• TASK OBJECTIVE: Find the number of lines in these records where the word "Matcha" appears. Reply with that number and nothing more.

Dataset records
---
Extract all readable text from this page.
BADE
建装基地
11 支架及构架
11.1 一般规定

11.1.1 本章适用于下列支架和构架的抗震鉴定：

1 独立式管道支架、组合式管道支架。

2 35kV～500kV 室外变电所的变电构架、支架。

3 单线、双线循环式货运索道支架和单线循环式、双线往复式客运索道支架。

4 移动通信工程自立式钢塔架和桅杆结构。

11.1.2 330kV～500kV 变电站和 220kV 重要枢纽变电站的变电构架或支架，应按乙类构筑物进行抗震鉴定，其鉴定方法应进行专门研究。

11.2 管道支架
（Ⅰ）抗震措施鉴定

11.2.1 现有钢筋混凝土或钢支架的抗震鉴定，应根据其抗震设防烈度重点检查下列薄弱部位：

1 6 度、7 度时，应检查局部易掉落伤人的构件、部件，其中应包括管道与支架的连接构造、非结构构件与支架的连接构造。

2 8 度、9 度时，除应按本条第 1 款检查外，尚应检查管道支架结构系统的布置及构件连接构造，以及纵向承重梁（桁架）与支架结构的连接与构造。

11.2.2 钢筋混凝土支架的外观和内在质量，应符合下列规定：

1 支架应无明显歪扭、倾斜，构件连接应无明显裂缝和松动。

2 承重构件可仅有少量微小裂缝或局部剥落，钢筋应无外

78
---
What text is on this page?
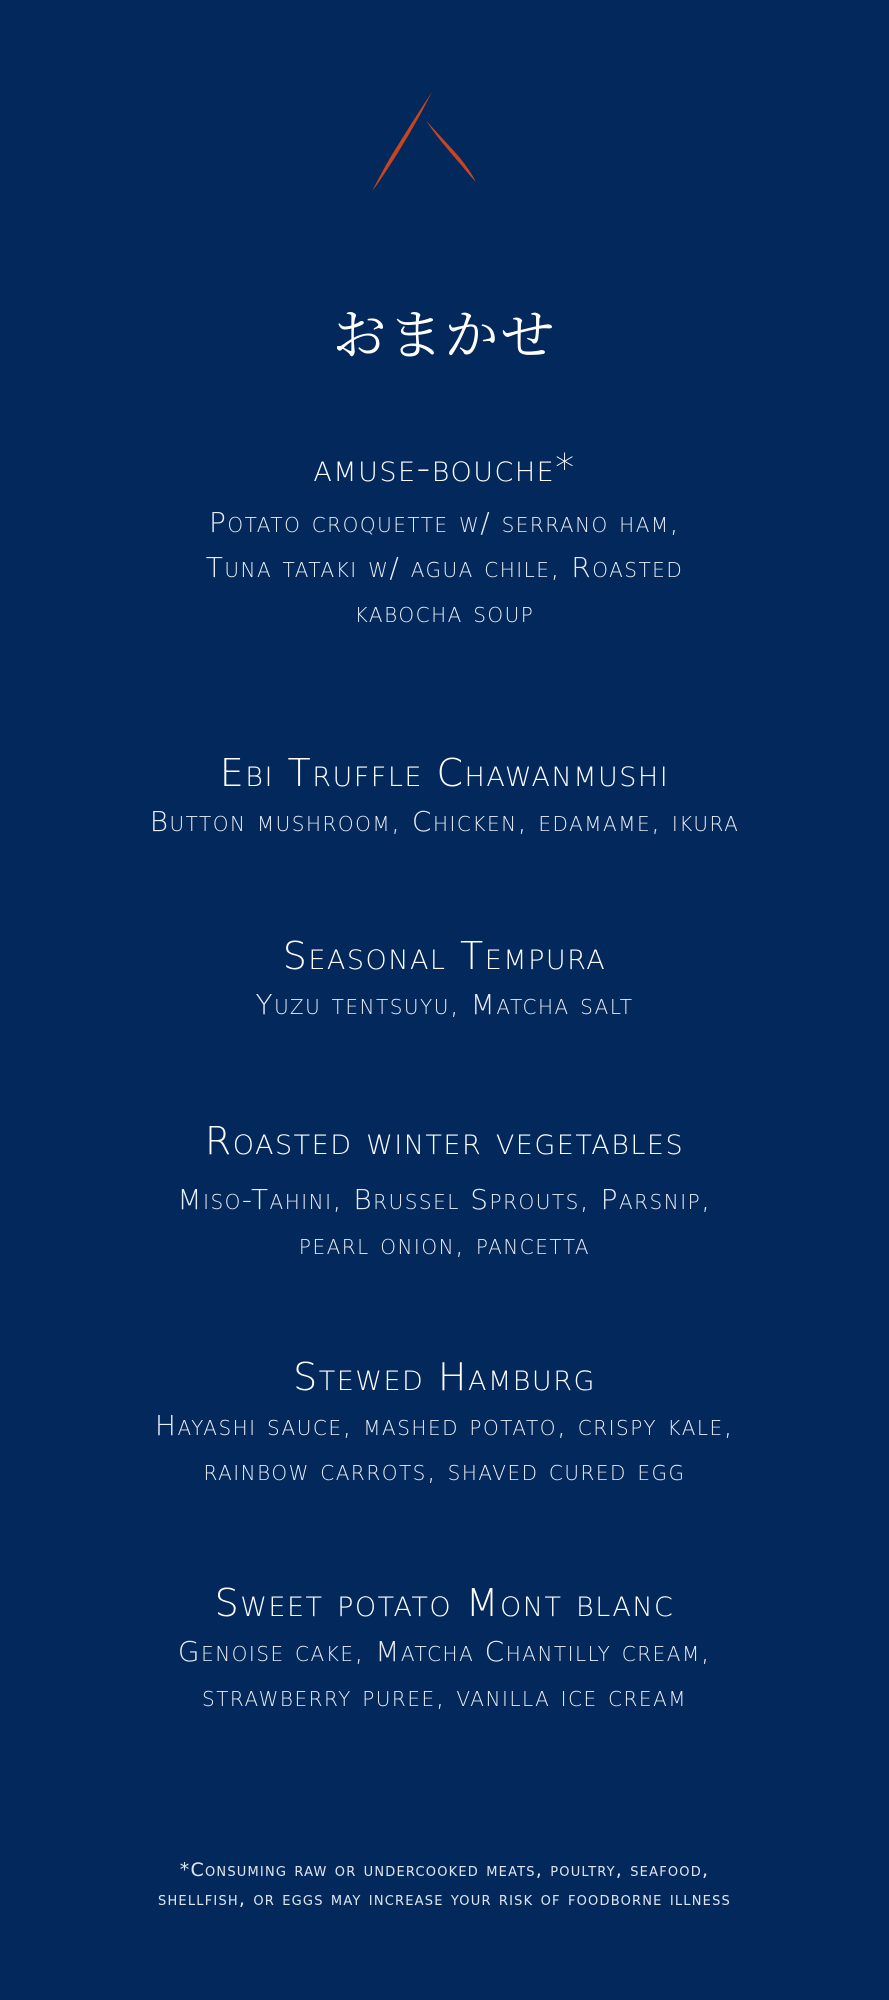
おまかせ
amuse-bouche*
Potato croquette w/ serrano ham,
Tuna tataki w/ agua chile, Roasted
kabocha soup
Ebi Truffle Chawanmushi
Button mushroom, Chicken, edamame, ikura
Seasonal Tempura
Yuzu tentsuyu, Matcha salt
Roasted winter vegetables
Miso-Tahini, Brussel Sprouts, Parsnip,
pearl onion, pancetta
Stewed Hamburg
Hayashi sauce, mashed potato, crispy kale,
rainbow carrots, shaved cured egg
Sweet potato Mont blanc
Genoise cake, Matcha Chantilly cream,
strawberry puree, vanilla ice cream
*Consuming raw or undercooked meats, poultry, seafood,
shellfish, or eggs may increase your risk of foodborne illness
---
• EXPECTED ANSWER: 2